## Problem to solve
Copy out all lines that hold "header".
++++
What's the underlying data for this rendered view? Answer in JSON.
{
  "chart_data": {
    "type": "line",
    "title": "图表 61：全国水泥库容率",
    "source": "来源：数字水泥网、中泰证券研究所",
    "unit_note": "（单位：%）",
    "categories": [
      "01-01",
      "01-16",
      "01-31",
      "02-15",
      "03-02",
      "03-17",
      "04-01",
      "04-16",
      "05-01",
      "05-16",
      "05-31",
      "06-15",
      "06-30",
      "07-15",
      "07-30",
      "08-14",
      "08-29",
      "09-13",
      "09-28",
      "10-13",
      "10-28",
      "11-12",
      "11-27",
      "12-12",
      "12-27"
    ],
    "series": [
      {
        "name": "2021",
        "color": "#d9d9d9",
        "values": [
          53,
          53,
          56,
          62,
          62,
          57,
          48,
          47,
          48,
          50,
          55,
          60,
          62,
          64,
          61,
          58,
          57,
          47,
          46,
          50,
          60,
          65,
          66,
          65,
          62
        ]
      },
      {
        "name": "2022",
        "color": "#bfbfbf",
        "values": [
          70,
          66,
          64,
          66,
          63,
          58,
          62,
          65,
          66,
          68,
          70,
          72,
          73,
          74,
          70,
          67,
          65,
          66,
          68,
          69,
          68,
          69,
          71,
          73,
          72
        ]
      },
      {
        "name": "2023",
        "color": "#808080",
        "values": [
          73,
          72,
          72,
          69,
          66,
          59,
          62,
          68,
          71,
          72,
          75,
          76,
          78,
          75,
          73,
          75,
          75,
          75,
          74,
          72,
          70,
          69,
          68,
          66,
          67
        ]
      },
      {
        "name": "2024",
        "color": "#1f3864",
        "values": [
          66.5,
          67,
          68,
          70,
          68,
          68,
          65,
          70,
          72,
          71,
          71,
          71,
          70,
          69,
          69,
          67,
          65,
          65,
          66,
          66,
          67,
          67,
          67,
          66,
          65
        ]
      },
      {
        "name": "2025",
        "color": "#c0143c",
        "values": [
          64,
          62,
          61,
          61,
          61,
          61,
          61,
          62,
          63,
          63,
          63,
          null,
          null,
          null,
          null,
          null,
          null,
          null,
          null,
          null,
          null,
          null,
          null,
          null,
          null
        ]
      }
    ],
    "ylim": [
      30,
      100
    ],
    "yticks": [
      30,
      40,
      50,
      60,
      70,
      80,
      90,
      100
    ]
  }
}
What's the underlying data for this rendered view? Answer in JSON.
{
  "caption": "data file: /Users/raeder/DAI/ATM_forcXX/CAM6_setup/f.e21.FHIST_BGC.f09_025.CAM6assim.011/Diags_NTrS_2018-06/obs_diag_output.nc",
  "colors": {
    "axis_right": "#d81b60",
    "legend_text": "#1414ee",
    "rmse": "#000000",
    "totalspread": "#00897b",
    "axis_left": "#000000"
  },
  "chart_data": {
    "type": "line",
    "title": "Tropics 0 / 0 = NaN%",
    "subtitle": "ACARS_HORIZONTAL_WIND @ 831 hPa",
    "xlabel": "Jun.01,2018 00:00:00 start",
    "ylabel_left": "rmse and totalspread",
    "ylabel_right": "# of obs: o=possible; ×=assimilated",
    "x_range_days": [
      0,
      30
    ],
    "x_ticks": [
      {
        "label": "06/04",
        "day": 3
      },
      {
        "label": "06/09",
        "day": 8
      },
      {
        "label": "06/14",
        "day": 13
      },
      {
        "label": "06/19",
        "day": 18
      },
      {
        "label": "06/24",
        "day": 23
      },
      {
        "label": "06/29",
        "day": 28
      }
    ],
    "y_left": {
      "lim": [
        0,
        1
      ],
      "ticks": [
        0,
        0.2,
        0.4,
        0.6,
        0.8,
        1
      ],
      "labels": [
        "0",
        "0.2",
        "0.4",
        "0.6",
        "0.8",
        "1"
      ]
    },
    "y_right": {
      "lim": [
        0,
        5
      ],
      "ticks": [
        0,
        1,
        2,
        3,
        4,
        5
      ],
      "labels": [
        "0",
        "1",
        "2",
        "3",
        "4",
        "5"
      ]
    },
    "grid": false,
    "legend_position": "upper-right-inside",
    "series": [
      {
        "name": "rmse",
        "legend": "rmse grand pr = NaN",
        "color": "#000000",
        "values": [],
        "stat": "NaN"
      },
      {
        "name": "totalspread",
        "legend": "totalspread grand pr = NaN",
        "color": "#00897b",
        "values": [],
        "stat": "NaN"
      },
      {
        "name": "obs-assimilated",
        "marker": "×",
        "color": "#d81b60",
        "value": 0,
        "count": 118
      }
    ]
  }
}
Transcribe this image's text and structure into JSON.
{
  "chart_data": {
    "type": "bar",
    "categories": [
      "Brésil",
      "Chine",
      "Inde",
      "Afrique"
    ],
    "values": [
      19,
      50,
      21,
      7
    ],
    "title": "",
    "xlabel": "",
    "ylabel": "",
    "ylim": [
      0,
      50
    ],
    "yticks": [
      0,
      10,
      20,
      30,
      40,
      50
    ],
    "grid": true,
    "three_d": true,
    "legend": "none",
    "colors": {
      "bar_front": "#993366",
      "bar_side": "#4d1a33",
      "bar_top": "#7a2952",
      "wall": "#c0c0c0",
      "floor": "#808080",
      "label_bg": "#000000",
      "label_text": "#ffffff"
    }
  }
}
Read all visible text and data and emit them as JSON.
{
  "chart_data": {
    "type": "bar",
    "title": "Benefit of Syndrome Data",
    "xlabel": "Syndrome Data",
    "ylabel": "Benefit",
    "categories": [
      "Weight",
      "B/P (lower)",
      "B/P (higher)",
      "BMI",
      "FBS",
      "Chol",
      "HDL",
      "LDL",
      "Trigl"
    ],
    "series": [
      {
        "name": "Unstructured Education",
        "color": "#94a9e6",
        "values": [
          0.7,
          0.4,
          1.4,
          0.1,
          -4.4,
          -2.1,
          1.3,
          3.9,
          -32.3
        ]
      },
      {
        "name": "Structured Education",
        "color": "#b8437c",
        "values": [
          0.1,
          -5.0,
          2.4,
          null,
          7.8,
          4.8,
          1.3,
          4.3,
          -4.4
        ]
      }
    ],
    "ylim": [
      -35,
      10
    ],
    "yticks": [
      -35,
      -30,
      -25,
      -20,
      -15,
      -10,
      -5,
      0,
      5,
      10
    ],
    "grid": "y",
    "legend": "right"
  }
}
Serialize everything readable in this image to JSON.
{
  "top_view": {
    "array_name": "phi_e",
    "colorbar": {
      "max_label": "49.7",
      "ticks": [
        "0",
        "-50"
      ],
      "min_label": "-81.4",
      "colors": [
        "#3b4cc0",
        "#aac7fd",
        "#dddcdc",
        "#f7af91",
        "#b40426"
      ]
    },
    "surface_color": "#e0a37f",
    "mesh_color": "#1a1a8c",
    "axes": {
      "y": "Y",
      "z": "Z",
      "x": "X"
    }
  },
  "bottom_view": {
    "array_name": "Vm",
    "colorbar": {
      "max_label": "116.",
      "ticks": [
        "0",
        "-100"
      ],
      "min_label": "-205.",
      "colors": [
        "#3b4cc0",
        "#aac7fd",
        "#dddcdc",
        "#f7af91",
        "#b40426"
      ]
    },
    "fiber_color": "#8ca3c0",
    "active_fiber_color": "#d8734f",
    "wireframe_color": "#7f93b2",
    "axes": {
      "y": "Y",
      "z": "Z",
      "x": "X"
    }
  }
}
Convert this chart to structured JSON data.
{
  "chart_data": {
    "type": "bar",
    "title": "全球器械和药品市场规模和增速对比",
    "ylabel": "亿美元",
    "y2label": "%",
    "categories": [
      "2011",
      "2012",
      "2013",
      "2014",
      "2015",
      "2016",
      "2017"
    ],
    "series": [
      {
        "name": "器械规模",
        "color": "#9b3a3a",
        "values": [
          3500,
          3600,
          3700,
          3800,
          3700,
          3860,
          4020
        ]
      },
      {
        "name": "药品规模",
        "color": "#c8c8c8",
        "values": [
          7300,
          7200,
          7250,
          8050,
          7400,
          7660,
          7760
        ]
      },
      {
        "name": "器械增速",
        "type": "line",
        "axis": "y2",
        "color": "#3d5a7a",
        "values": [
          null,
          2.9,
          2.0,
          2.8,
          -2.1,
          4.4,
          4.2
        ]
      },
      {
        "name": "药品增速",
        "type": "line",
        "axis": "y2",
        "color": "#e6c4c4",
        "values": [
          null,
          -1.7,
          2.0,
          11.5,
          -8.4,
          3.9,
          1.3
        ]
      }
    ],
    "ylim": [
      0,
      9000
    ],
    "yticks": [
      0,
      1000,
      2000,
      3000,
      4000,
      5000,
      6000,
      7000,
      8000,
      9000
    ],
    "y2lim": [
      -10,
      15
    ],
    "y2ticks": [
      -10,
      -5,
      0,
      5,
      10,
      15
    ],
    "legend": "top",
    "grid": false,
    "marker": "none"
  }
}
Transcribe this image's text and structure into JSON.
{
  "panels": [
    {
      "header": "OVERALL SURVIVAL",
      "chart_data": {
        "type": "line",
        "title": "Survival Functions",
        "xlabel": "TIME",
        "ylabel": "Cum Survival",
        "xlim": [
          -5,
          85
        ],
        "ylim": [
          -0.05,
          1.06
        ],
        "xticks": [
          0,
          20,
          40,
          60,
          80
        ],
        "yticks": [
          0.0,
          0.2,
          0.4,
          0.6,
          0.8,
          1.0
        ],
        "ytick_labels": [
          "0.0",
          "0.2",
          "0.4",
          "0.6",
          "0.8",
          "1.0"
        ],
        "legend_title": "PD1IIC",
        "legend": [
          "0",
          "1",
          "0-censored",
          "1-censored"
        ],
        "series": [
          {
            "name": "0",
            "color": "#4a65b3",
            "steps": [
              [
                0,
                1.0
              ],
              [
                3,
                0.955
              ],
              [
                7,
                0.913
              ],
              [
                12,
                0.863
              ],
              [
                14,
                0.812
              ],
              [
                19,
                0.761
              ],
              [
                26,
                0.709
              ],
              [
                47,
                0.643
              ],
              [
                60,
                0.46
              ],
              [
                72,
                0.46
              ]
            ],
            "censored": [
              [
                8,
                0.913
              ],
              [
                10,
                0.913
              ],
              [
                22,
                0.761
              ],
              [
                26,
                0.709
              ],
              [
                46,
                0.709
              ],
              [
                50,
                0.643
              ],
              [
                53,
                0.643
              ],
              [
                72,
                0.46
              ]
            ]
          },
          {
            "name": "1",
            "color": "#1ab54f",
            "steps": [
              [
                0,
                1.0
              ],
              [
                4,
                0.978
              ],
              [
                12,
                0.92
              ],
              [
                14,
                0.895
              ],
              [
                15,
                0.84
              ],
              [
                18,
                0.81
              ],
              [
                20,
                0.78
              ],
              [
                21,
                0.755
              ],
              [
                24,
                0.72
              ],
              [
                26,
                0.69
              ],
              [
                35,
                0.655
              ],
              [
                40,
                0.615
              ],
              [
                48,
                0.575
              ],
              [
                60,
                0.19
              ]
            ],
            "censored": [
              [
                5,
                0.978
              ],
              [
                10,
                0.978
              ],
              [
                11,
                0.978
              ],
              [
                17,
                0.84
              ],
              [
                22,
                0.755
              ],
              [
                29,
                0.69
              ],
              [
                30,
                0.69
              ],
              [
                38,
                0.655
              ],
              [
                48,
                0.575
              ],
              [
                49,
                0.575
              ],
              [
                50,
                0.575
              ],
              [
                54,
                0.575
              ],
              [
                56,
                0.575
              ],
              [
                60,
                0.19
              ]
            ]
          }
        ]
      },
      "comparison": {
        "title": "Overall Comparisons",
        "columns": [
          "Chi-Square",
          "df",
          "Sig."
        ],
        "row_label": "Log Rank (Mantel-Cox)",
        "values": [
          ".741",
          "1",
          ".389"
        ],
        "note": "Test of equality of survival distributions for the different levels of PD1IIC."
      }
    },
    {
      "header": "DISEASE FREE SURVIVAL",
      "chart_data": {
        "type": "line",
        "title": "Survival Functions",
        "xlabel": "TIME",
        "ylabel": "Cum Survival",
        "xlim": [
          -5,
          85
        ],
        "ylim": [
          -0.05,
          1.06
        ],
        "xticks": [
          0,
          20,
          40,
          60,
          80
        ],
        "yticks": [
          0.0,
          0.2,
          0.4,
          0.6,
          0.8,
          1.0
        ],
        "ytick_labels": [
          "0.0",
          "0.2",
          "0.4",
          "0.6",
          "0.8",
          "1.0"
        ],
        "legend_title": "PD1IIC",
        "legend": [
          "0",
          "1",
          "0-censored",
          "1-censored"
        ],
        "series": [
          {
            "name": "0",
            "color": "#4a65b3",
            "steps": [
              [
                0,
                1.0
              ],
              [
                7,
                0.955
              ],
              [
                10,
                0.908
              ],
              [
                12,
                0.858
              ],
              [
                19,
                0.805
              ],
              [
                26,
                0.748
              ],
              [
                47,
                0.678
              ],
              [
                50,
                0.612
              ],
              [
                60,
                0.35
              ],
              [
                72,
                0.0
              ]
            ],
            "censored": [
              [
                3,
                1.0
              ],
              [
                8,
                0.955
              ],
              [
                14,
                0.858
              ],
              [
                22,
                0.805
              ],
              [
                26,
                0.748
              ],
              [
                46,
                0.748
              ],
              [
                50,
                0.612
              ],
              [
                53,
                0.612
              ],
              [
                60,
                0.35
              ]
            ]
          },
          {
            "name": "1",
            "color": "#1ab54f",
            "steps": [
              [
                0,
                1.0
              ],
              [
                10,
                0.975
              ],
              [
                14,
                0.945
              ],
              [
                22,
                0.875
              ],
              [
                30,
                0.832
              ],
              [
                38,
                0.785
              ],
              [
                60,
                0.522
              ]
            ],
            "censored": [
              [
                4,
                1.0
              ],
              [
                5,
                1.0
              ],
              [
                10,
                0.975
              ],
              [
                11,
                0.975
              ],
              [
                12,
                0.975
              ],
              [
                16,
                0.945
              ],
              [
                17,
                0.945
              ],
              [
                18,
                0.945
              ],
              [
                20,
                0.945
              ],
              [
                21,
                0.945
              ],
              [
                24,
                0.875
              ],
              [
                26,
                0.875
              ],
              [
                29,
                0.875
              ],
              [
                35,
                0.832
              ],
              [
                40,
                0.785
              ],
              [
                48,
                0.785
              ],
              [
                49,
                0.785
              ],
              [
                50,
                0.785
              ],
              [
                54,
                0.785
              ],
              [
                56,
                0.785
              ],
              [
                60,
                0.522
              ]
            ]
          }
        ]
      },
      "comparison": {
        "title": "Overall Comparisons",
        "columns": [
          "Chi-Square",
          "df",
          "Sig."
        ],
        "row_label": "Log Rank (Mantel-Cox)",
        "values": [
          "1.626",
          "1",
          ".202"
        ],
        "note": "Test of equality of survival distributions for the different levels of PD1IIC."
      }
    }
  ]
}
++++
## Result of this exercise
      "header": "OVERALL SURVIVAL",
      "header": "DISEASE FREE SURVIVAL",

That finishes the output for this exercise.